Start of MATERIAL PROVIDED

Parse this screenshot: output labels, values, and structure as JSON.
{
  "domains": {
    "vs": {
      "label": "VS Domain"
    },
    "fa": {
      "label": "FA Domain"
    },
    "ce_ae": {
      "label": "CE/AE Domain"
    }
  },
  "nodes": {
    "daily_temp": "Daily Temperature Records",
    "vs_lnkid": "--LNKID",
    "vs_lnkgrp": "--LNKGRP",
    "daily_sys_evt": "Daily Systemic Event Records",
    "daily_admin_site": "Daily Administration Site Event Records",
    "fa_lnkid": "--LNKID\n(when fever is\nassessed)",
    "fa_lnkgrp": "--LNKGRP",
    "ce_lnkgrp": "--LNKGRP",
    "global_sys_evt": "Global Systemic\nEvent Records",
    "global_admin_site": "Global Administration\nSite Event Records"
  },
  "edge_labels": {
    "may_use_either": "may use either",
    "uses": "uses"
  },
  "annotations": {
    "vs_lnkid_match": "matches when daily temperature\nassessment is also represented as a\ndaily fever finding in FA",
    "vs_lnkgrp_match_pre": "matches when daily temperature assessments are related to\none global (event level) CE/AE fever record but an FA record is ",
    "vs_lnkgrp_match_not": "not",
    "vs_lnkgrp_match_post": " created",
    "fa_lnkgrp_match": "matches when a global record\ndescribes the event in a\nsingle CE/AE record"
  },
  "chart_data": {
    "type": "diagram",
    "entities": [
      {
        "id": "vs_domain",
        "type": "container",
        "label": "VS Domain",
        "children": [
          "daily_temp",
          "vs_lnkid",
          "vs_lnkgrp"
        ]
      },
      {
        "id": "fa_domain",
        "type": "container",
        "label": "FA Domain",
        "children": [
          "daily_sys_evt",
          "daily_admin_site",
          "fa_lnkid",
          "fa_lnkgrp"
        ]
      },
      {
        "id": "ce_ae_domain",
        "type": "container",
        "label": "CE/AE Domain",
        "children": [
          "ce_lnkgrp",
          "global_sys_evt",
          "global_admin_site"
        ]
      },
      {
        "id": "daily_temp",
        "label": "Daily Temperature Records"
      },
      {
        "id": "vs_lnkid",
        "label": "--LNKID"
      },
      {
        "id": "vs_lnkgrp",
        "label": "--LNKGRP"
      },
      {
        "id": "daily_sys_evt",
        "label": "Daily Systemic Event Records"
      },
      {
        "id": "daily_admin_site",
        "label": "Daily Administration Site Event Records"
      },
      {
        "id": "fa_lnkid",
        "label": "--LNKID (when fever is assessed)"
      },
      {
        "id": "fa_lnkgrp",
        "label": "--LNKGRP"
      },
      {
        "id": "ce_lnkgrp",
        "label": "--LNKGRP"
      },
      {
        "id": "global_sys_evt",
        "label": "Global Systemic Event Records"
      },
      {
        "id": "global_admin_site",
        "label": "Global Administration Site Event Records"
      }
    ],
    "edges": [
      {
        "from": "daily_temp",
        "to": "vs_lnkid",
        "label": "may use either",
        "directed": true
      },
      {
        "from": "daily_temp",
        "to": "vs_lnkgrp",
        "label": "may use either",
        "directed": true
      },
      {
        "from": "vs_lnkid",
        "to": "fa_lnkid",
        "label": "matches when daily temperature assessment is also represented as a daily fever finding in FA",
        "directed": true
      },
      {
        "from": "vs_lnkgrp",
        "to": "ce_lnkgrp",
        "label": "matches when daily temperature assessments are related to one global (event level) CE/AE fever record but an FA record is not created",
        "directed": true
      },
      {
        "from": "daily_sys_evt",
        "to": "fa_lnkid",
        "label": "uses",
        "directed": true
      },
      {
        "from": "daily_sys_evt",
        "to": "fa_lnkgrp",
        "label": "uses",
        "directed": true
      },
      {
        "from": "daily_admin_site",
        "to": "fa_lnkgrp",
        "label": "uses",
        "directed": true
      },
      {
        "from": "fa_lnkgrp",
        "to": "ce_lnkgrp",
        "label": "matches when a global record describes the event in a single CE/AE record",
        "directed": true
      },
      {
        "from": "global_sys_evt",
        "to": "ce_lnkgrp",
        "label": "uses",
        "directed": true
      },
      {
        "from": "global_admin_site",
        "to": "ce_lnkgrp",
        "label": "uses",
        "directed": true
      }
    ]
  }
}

End of MATERIAL PROVIDED

## EXERCISE BRIEF
Where a line in the entries holds the word "Records", copy that line.

## FULL RESPONSE
    "daily_temp": "Daily Temperature Records",
    "daily_sys_evt": "Daily Systemic Event Records",
    "daily_admin_site": "Daily Administration Site Event Records",
    "global_sys_evt": "Global Systemic\nEvent Records",
    "global_admin_site": "Global Administration\nSite Event Records"
        "label": "Daily Temperature Records"
        "label": "Daily Systemic Event Records"
        "label": "Daily Administration Site Event Records"
        "label": "Global Systemic Event Records"
        "label": "Global Administration Site Event Records"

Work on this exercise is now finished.